* _Task description_: All the entries need to be quoted exactly, apart from the pictures, which you should drop.
** start **
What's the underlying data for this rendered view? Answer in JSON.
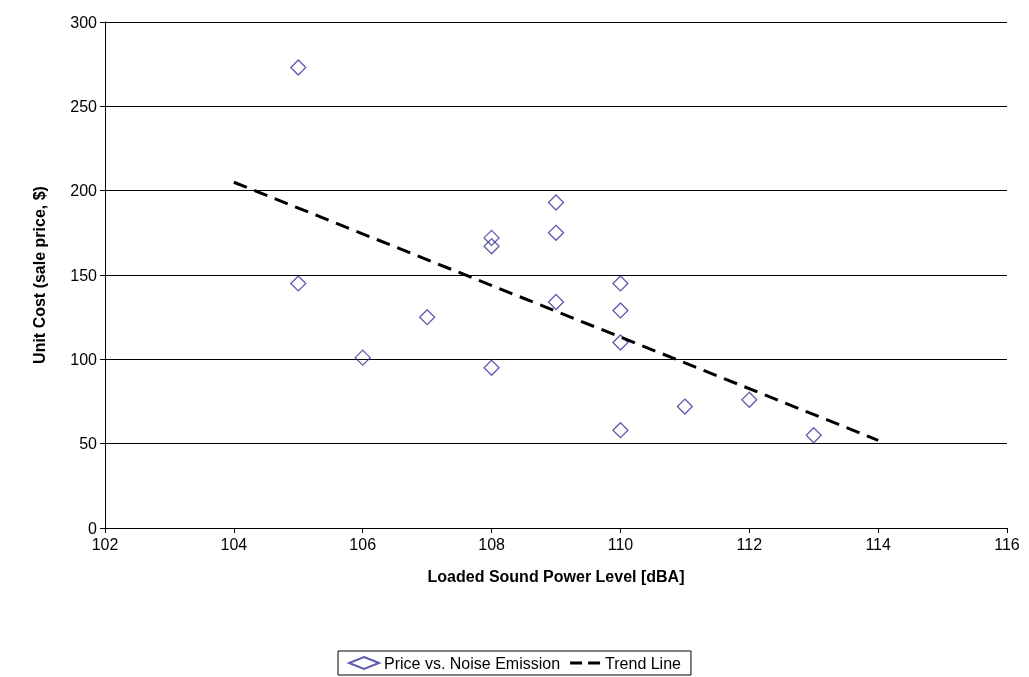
{
  "chart_data": {
    "type": "scatter",
    "xlabel": "Loaded Sound Power Level [dBA]",
    "ylabel": "Unit Cost (sale price, $)",
    "xlim": [
      102,
      116
    ],
    "xticks": [
      102,
      104,
      106,
      108,
      110,
      112,
      114,
      116
    ],
    "ylim": [
      0,
      300
    ],
    "yticks": [
      0,
      50,
      100,
      150,
      200,
      250,
      300
    ],
    "grid": "y",
    "legend": "bottom",
    "series": [
      {
        "name": "Price vs. Noise Emission",
        "marker": "diamond",
        "color": "#333399",
        "x": [
          105,
          105,
          106,
          107,
          108,
          108,
          108,
          109,
          109,
          109,
          110,
          110,
          110,
          110,
          111,
          112,
          113
        ],
        "values": [
          273,
          145,
          101,
          125,
          172,
          167,
          95,
          193,
          175,
          134,
          145,
          129,
          110,
          58,
          72,
          76,
          55
        ]
      },
      {
        "name": "Trend Line",
        "type": "line",
        "marker": "none",
        "line_style": "dashed",
        "color": "#000000",
        "x": [
          104,
          114
        ],
        "values": [
          205,
          52
        ]
      }
    ]
  }
}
** end **
* _Solved exercise_:
What's the underlying data for this rendered view? Answer in JSON.
{
  "chart_data": {
    "type": "scatter",
    "xlabel": "Loaded Sound Power Level [dBA]",
    "ylabel": "Unit Cost (sale price, $)",
    "xlim": [
      102,
      116
    ],
    "xticks": [
      102,
      104,
      106,
      108,
      110,
      112,
      114,
      116
    ],
    "ylim": [
      0,
      300
    ],
    "yticks": [
      0,
      50,
      100,
      150,
      200,
      250,
      300
    ],
    "grid": "y",
    "legend": "bottom",
    "series": [
      {
        "name": "Price vs. Noise Emission",
        "marker": "diamond",
        "color": "#333399",
        "x": [
          105,
          105,
          106,
          107,
          108,
          108,
          108,
          109,
          109,
          109,
          110,
          110,
          110,
          110,
          111,
          112,
          113
        ],
        "values": [
          273,
          145,
          101,
          125,
          172,
          167,
          95,
          193,
          175,
          134,
          145,
          129,
          110,
          58,
          72,
          76,
          55
        ]
      },
      {
        "name": "Trend Line",
        "type": "line",
        "marker": "none",
        "line_style": "dashed",
        "color": "#000000",
        "x": [
          104,
          114
        ],
        "values": [
          205,
          52
        ]
      }
    ]
  }
}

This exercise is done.